### [TASK REQUIREMENTS]
Search the entries for the word "Aphasia" and pull out each line that has it.

::: STORED DATA :::

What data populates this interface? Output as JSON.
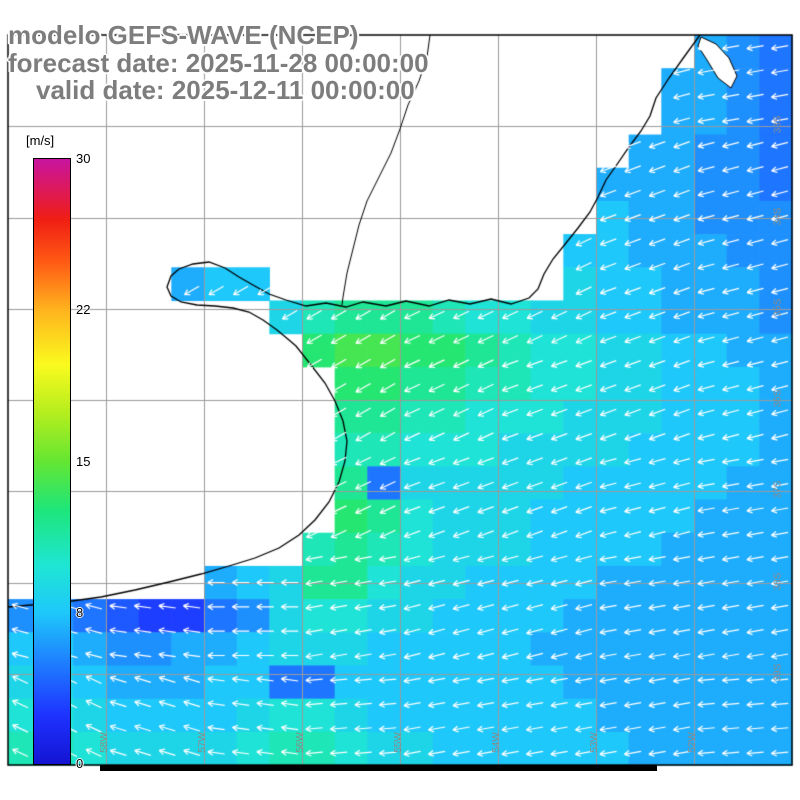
{
  "header": {
    "title": "modelo GEFS-WAVE (NCEP)",
    "forecast_line": "forecast date: 2025-11-28 00:00:00",
    "valid_line": "valid date: 2025-12-11 00:00:00"
  },
  "colorbar": {
    "units_label": "[m/s]",
    "ticks": [
      "30",
      "22",
      "15",
      "8",
      "0"
    ],
    "tick_values": [
      30,
      22,
      15,
      8,
      0
    ],
    "stops": [
      {
        "f": 0.0,
        "c": "#1414d2"
      },
      {
        "f": 0.08,
        "c": "#1e32ff"
      },
      {
        "f": 0.16,
        "c": "#1e78ff"
      },
      {
        "f": 0.25,
        "c": "#1ec8fa"
      },
      {
        "f": 0.33,
        "c": "#1ee6d2"
      },
      {
        "f": 0.42,
        "c": "#1ee67a"
      },
      {
        "f": 0.5,
        "c": "#64e632"
      },
      {
        "f": 0.58,
        "c": "#b4ee1e"
      },
      {
        "f": 0.66,
        "c": "#fafa1e"
      },
      {
        "f": 0.75,
        "c": "#ffb41e"
      },
      {
        "f": 0.83,
        "c": "#ff5a14"
      },
      {
        "f": 0.9,
        "c": "#f01e14"
      },
      {
        "f": 1.0,
        "c": "#c814a0"
      }
    ]
  },
  "map": {
    "lat_labels": [
      "33S",
      "34S",
      "35S",
      "36S",
      "37S",
      "38S",
      "39S"
    ],
    "lon_labels": [
      "58W",
      "57W",
      "56W",
      "55W",
      "54W",
      "53W",
      "52W"
    ],
    "grid_color": "#9a9a9a",
    "arrow_color": "#ffffff",
    "land_color": "#ffffff",
    "coast_color": "#000000",
    "border_color": "#000000"
  },
  "chart_data": {
    "type": "heatmap",
    "title": "modelo GEFS-WAVE (NCEP)",
    "forecast_date": "2025-11-28 00:00:00",
    "valid_date": "2025-12-11 00:00:00",
    "units": "m/s",
    "colorbar_ticks": [
      0,
      8,
      15,
      22,
      30
    ],
    "lon_ticks": [
      "58W",
      "57W",
      "56W",
      "55W",
      "54W",
      "53W",
      "52W"
    ],
    "lat_ticks": [
      "33S",
      "34S",
      "35S",
      "36S",
      "37S",
      "38S",
      "39S"
    ],
    "legend_position": "left",
    "grid": {
      "cols": 24,
      "rows": 22,
      "land_value": -1,
      "values": [
        [
          -1,
          -1,
          -1,
          -1,
          -1,
          -1,
          -1,
          -1,
          -1,
          -1,
          -1,
          -1,
          -1,
          -1,
          -1,
          -1,
          -1,
          -1,
          -1,
          -1,
          -1,
          7,
          6,
          5
        ],
        [
          -1,
          -1,
          -1,
          -1,
          -1,
          -1,
          -1,
          -1,
          -1,
          -1,
          -1,
          -1,
          -1,
          -1,
          -1,
          -1,
          -1,
          -1,
          -1,
          -1,
          7,
          7,
          6,
          5
        ],
        [
          -1,
          -1,
          -1,
          -1,
          -1,
          -1,
          -1,
          -1,
          -1,
          -1,
          -1,
          -1,
          -1,
          -1,
          -1,
          -1,
          -1,
          -1,
          -1,
          -1,
          7,
          7,
          6,
          5
        ],
        [
          -1,
          -1,
          -1,
          -1,
          -1,
          -1,
          -1,
          -1,
          -1,
          -1,
          -1,
          -1,
          -1,
          -1,
          -1,
          -1,
          -1,
          -1,
          -1,
          7,
          7,
          6,
          6,
          5
        ],
        [
          -1,
          -1,
          -1,
          -1,
          -1,
          -1,
          -1,
          -1,
          -1,
          -1,
          -1,
          -1,
          -1,
          -1,
          -1,
          -1,
          -1,
          -1,
          7,
          7,
          7,
          6,
          6,
          5
        ],
        [
          -1,
          -1,
          -1,
          -1,
          -1,
          -1,
          -1,
          -1,
          -1,
          -1,
          -1,
          -1,
          -1,
          -1,
          -1,
          -1,
          -1,
          -1,
          8,
          7,
          7,
          6,
          6,
          6
        ],
        [
          -1,
          -1,
          -1,
          -1,
          -1,
          -1,
          -1,
          -1,
          -1,
          -1,
          -1,
          -1,
          -1,
          -1,
          -1,
          -1,
          -1,
          8,
          8,
          7,
          7,
          7,
          6,
          6
        ],
        [
          -1,
          -1,
          -1,
          -1,
          -1,
          7,
          8,
          8,
          -1,
          -1,
          -1,
          -1,
          -1,
          -1,
          -1,
          -1,
          -1,
          9,
          8,
          8,
          7,
          7,
          7,
          6
        ],
        [
          -1,
          -1,
          -1,
          -1,
          -1,
          -1,
          -1,
          -1,
          9,
          11,
          12,
          12,
          12,
          11,
          10,
          10,
          9,
          9,
          8,
          8,
          7,
          7,
          7,
          6
        ],
        [
          -1,
          -1,
          -1,
          -1,
          -1,
          -1,
          -1,
          -1,
          -1,
          13,
          14,
          14,
          13,
          13,
          12,
          11,
          10,
          10,
          9,
          9,
          8,
          8,
          7,
          7
        ],
        [
          -1,
          -1,
          -1,
          -1,
          -1,
          -1,
          -1,
          -1,
          -1,
          -1,
          13,
          13,
          12,
          12,
          11,
          11,
          10,
          10,
          9,
          9,
          8,
          8,
          8,
          7
        ],
        [
          -1,
          -1,
          -1,
          -1,
          -1,
          -1,
          -1,
          -1,
          -1,
          -1,
          12,
          12,
          11,
          11,
          10,
          10,
          10,
          9,
          9,
          9,
          8,
          8,
          8,
          7
        ],
        [
          -1,
          -1,
          -1,
          -1,
          -1,
          -1,
          -1,
          -1,
          -1,
          -1,
          11,
          11,
          10,
          10,
          10,
          9,
          9,
          9,
          9,
          8,
          8,
          8,
          8,
          7
        ],
        [
          -1,
          -1,
          -1,
          -1,
          -1,
          -1,
          -1,
          -1,
          -1,
          -1,
          12,
          5,
          9,
          9,
          9,
          9,
          9,
          8,
          8,
          8,
          8,
          8,
          7,
          7
        ],
        [
          -1,
          -1,
          -1,
          -1,
          -1,
          -1,
          -1,
          -1,
          -1,
          -1,
          13,
          12,
          10,
          9,
          9,
          9,
          8,
          8,
          8,
          8,
          8,
          7,
          7,
          7
        ],
        [
          -1,
          -1,
          -1,
          -1,
          -1,
          -1,
          -1,
          -1,
          -1,
          11,
          12,
          11,
          10,
          9,
          9,
          9,
          8,
          8,
          8,
          8,
          7,
          7,
          7,
          7
        ],
        [
          -1,
          -1,
          -1,
          -1,
          -1,
          -1,
          7,
          8,
          9,
          12,
          12,
          10,
          9,
          9,
          8,
          8,
          8,
          8,
          7,
          7,
          7,
          7,
          7,
          7
        ],
        [
          6,
          6,
          5,
          4,
          3,
          3,
          5,
          6,
          9,
          10,
          10,
          9,
          9,
          8,
          8,
          8,
          8,
          7,
          7,
          7,
          7,
          7,
          7,
          7
        ],
        [
          8,
          8,
          7,
          6,
          6,
          7,
          7,
          8,
          9,
          9,
          9,
          8,
          8,
          8,
          8,
          8,
          7,
          7,
          7,
          7,
          7,
          7,
          7,
          7
        ],
        [
          9,
          9,
          8,
          7,
          7,
          7,
          8,
          8,
          5,
          5,
          8,
          8,
          8,
          8,
          8,
          8,
          8,
          7,
          7,
          7,
          7,
          7,
          7,
          7
        ],
        [
          10,
          10,
          9,
          8,
          8,
          8,
          8,
          9,
          10,
          10,
          9,
          8,
          8,
          8,
          8,
          8,
          8,
          8,
          7,
          7,
          7,
          7,
          7,
          7
        ],
        [
          11,
          11,
          10,
          9,
          9,
          9,
          9,
          10,
          11,
          11,
          10,
          9,
          9,
          8,
          8,
          8,
          8,
          8,
          8,
          7,
          7,
          7,
          7,
          7
        ]
      ]
    },
    "directions_deg": {
      "cols": 8,
      "rows": 7,
      "convention": "0=east, counterclockwise, arrows point toward heading",
      "values": [
        [
          200,
          200,
          200,
          200,
          200,
          200,
          195,
          190
        ],
        [
          205,
          205,
          205,
          205,
          205,
          205,
          200,
          195
        ],
        [
          210,
          210,
          210,
          210,
          205,
          205,
          200,
          195
        ],
        [
          205,
          210,
          215,
          210,
          205,
          200,
          200,
          195
        ],
        [
          195,
          200,
          205,
          205,
          200,
          200,
          195,
          190
        ],
        [
          165,
          172,
          180,
          190,
          195,
          195,
          190,
          190
        ],
        [
          155,
          163,
          172,
          185,
          190,
          190,
          190,
          185
        ]
      ]
    }
  }
}
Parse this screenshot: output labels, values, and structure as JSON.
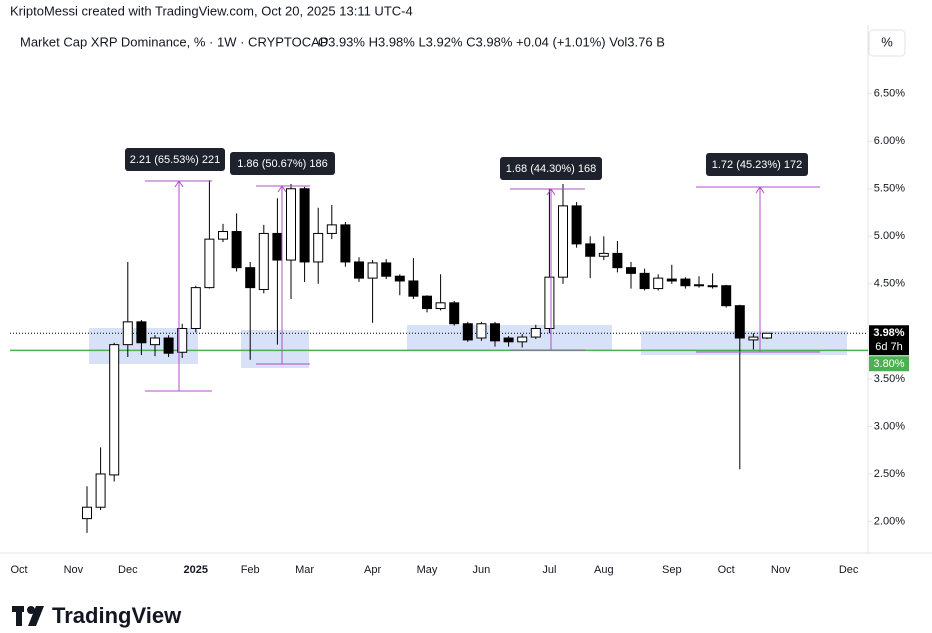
{
  "header": {
    "credit": "KriptoMessi created with TradingView.com, Oct 20, 2025 13:11 UTC-4",
    "logo": "TradingView"
  },
  "chart_data": {
    "type": "candlestick",
    "title": "Market Cap XRP Dominance, % · 1W · CRYPTOCAP",
    "ohlc_text": "O3.93% H3.98% L3.92% C3.98% +0.04 (+1.01%) Vol3.76 B",
    "scale_button": "%",
    "categories": [
      "Oct",
      null,
      null,
      null,
      "Nov",
      null,
      null,
      null,
      "Dec",
      null,
      null,
      null,
      null,
      "2025",
      null,
      null,
      null,
      "Feb",
      null,
      null,
      null,
      "Mar",
      null,
      null,
      null,
      null,
      "Apr",
      null,
      null,
      null,
      "May",
      null,
      null,
      null,
      "Jun",
      null,
      null,
      null,
      null,
      "Jul",
      null,
      null,
      null,
      "Aug",
      null,
      null,
      null,
      null,
      "Sep",
      null,
      null,
      null,
      "Oct",
      null,
      null,
      null,
      "Nov",
      null,
      null,
      null,
      null,
      "Dec"
    ],
    "open": [
      null,
      null,
      null,
      null,
      null,
      2.03,
      2.15,
      2.49,
      3.86,
      4.1,
      3.86,
      3.93,
      3.78,
      4.03,
      4.46,
      4.97,
      5.05,
      4.67,
      4.44,
      5.03,
      4.75,
      5.5,
      4.73,
      5.03,
      5.12,
      4.73,
      4.56,
      4.72,
      4.58,
      4.53,
      4.37,
      4.24,
      4.3,
      4.08,
      3.93,
      4.08,
      3.93,
      3.89,
      3.94,
      4.03,
      4.57,
      5.32,
      4.92,
      4.79,
      4.82,
      4.67,
      4.61,
      4.45,
      4.55,
      4.55,
      4.48,
      4.48,
      4.48,
      4.27,
      3.91,
      3.93,
      null,
      null,
      null,
      null,
      null,
      null
    ],
    "high": [
      null,
      null,
      null,
      null,
      null,
      2.37,
      2.78,
      3.88,
      4.73,
      4.12,
      3.96,
      3.96,
      4.08,
      4.48,
      5.59,
      5.13,
      5.24,
      4.73,
      5.12,
      5.4,
      5.55,
      5.52,
      5.3,
      5.33,
      5.15,
      4.78,
      4.75,
      4.76,
      4.6,
      4.77,
      4.38,
      4.6,
      4.32,
      4.1,
      4.1,
      4.1,
      3.95,
      3.97,
      4.07,
      5.5,
      5.55,
      5.36,
      5.0,
      5.0,
      4.95,
      4.73,
      4.66,
      4.6,
      4.7,
      4.57,
      4.58,
      4.61,
      4.49,
      4.28,
      3.98,
      3.98,
      null,
      null,
      null,
      null,
      null,
      null
    ],
    "low": [
      null,
      null,
      null,
      null,
      null,
      1.88,
      2.12,
      2.42,
      3.73,
      3.75,
      3.74,
      3.73,
      3.72,
      3.99,
      4.45,
      4.94,
      4.63,
      3.7,
      4.4,
      3.86,
      4.34,
      4.52,
      4.5,
      4.97,
      4.68,
      4.52,
      4.09,
      4.55,
      4.38,
      4.34,
      4.2,
      4.22,
      4.06,
      3.89,
      3.9,
      3.84,
      3.84,
      3.83,
      3.92,
      3.98,
      4.5,
      4.88,
      4.56,
      4.75,
      4.62,
      4.45,
      4.43,
      4.43,
      4.5,
      4.45,
      4.46,
      4.45,
      4.25,
      2.55,
      3.81,
      3.92,
      null,
      null,
      null,
      null,
      null,
      null
    ],
    "close": [
      null,
      null,
      null,
      null,
      null,
      2.15,
      2.5,
      3.86,
      4.1,
      3.88,
      3.93,
      3.77,
      4.03,
      4.46,
      4.97,
      5.05,
      4.67,
      4.46,
      5.03,
      4.75,
      5.5,
      4.73,
      5.03,
      5.12,
      4.73,
      4.56,
      4.72,
      4.58,
      4.53,
      4.37,
      4.24,
      4.3,
      4.08,
      3.91,
      4.08,
      3.9,
      3.89,
      3.94,
      4.03,
      4.57,
      5.32,
      4.92,
      4.79,
      4.82,
      4.67,
      4.61,
      4.45,
      4.56,
      4.53,
      4.48,
      4.49,
      4.47,
      4.27,
      3.93,
      3.94,
      3.98,
      null,
      null,
      null,
      null,
      null,
      null
    ],
    "up_color": "#ffffff",
    "down_color": "#000000",
    "ylim": [
      1.7,
      7.17
    ],
    "yticks": [
      {
        "value": 2.0,
        "label": "2.00%"
      },
      {
        "value": 2.5,
        "label": "2.50%"
      },
      {
        "value": 3.0,
        "label": "3.00%"
      },
      {
        "value": 3.5,
        "label": "3.50%"
      },
      {
        "value": 4.5,
        "label": "4.50%"
      },
      {
        "value": 5.0,
        "label": "5.00%"
      },
      {
        "value": 5.5,
        "label": "5.50%"
      },
      {
        "value": 6.0,
        "label": "6.00%"
      },
      {
        "value": 6.5,
        "label": "6.50%"
      }
    ],
    "grid": false,
    "price_lines": [
      {
        "value": 3.98,
        "label": "3.98%",
        "countdown": "6d 7h",
        "color": "#000000",
        "style": "dotted"
      },
      {
        "value": 3.8,
        "label": "3.80%",
        "color": "#4caf50",
        "style": "solid"
      }
    ],
    "annotations": [
      "2.21 (65.53%) 221",
      "1.86 (50.67%) 186",
      "1.68 (44.30%) 168",
      "1.72 (45.23%) 172"
    ]
  }
}
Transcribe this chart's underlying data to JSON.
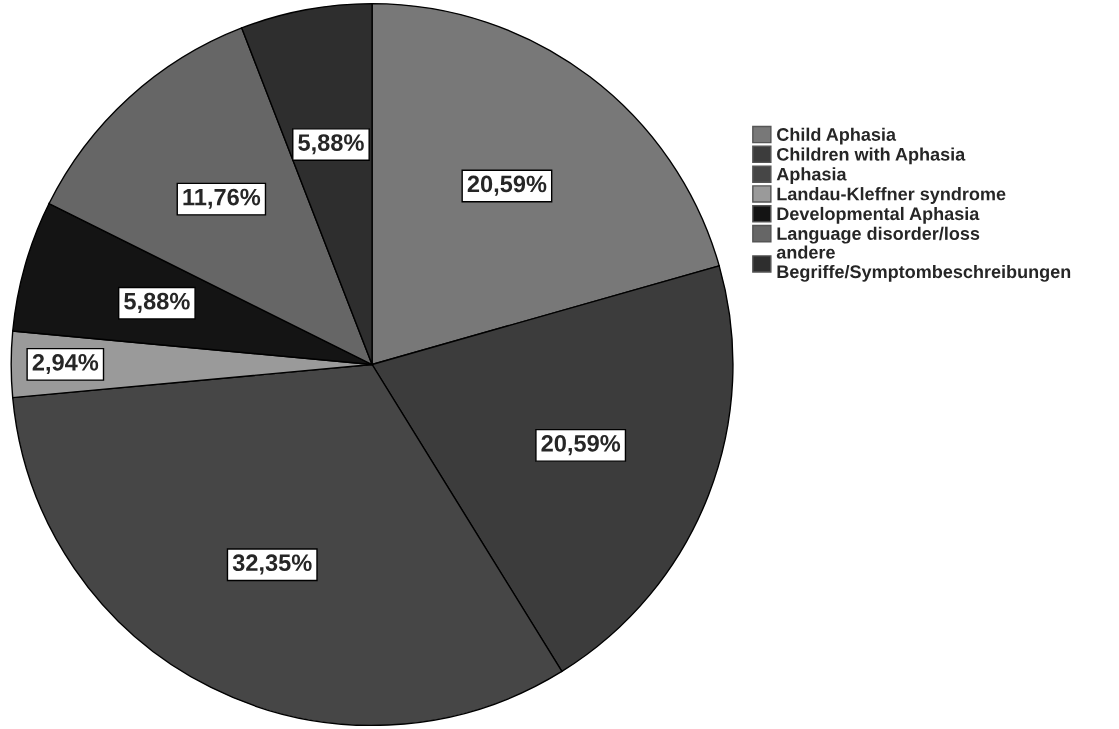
{
  "chart_data": {
    "type": "pie",
    "categories": [
      "Child Aphasia",
      "Children with Aphasia",
      "Aphasia",
      "Landau-Kleffner syndrome",
      "Developmental Aphasia",
      "Language disorder/loss",
      "andere\nBegriffe/Symptombeschreibungen"
    ],
    "values": [
      20.59,
      20.59,
      32.35,
      2.94,
      5.88,
      11.76,
      5.88
    ],
    "colors": [
      "#787878",
      "#3c3c3c",
      "#464646",
      "#9a9a9a",
      "#141414",
      "#666666",
      "#2e2e2e"
    ],
    "value_labels": [
      "20,59%",
      "20,59%",
      "32,35%",
      "2,94%",
      "5,88%",
      "11,76%",
      "5,88%"
    ],
    "legend": "right"
  }
}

:::

### [RESPONSE BELOW]
      "Child Aphasia",
      "Children with Aphasia",
      "Aphasia",
      "Developmental Aphasia",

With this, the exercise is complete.